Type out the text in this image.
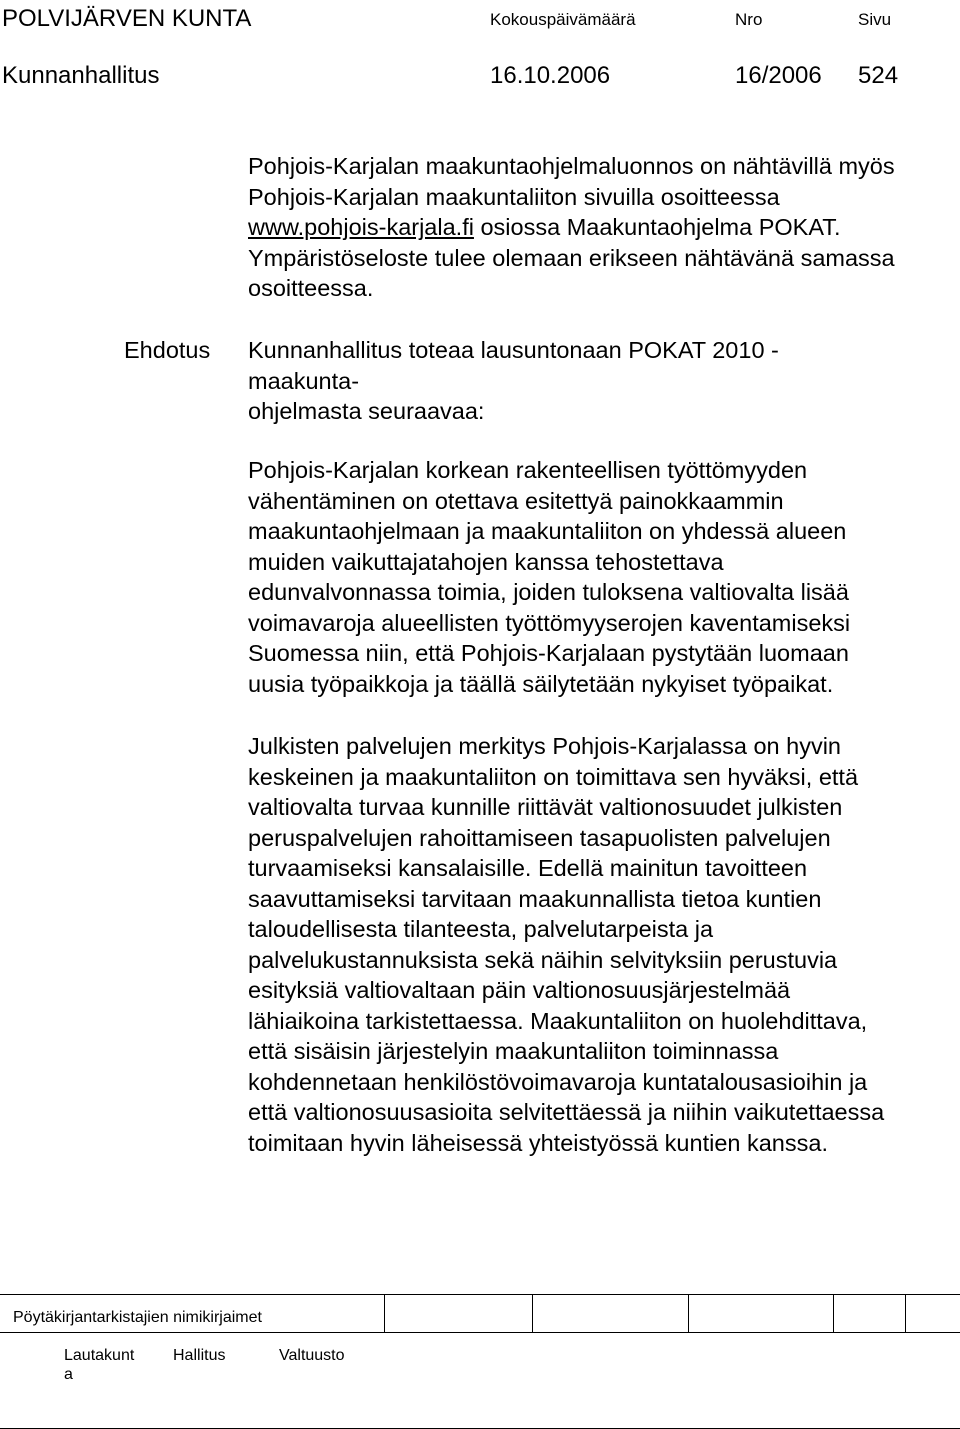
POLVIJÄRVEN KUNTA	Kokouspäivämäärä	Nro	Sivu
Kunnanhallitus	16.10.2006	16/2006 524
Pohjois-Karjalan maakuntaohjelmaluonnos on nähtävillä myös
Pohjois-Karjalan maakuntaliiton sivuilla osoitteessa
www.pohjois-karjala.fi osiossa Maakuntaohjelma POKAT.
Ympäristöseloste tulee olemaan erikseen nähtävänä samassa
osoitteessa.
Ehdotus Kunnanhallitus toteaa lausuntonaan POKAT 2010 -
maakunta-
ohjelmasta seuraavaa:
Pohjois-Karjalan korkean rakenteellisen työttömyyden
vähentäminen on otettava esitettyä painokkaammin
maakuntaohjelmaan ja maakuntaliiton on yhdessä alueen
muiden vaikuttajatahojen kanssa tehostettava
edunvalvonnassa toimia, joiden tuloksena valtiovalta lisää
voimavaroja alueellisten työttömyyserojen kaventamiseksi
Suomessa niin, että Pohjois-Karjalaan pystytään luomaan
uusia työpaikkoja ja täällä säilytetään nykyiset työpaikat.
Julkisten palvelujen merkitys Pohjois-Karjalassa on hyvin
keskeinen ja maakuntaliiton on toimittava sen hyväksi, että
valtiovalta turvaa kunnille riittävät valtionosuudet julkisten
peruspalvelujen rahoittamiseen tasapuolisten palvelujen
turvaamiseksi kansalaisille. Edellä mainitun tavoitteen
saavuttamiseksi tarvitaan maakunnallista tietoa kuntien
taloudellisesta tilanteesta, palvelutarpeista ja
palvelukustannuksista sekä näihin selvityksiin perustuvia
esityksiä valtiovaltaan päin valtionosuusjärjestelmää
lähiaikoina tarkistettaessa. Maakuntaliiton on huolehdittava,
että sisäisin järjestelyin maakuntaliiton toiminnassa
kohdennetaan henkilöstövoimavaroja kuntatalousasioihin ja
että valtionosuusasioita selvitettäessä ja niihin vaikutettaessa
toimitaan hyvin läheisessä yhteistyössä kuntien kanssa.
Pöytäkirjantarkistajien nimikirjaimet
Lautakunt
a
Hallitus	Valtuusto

==

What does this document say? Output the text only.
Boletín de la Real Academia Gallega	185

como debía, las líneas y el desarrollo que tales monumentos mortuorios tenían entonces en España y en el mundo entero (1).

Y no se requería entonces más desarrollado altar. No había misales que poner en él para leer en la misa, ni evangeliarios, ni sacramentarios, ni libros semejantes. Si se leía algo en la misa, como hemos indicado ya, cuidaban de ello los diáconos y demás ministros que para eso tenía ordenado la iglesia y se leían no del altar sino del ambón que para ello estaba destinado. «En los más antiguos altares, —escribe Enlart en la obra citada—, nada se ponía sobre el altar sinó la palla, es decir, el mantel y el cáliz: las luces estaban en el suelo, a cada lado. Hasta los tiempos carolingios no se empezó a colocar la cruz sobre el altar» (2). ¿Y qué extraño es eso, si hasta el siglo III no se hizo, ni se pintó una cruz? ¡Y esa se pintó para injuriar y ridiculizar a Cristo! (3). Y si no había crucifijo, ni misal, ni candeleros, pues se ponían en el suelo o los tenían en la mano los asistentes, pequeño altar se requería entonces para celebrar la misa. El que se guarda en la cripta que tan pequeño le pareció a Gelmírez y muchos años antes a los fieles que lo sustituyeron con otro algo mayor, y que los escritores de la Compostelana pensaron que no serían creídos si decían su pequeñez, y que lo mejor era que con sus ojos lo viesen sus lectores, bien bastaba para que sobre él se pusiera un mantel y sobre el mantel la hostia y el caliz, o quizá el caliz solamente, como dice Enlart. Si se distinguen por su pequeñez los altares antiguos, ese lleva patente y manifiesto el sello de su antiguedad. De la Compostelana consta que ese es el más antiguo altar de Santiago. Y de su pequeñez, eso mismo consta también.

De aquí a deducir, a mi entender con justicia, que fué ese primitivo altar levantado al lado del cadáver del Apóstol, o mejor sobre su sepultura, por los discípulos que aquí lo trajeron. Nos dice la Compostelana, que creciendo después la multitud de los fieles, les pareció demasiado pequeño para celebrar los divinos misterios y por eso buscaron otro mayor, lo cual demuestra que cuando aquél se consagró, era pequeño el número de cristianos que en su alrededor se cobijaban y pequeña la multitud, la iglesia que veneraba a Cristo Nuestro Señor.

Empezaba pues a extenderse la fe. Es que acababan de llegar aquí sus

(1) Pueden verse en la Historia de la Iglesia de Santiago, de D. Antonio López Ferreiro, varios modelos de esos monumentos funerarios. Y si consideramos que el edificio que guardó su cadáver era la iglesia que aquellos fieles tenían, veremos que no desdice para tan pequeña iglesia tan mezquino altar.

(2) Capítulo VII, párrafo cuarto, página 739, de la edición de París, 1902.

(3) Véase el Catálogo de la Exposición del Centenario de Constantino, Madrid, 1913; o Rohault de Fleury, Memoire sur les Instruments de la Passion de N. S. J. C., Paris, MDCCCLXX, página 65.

_WORK TO COMPLETE_: Select every line in the records above that contains the word "hyvin".

_EXERCISE ANSWER_:
Julkisten palvelujen merkitys Pohjois-Karjalassa on hyvin
toimitaan hyvin läheisessä yhteistyössä kuntien kanssa.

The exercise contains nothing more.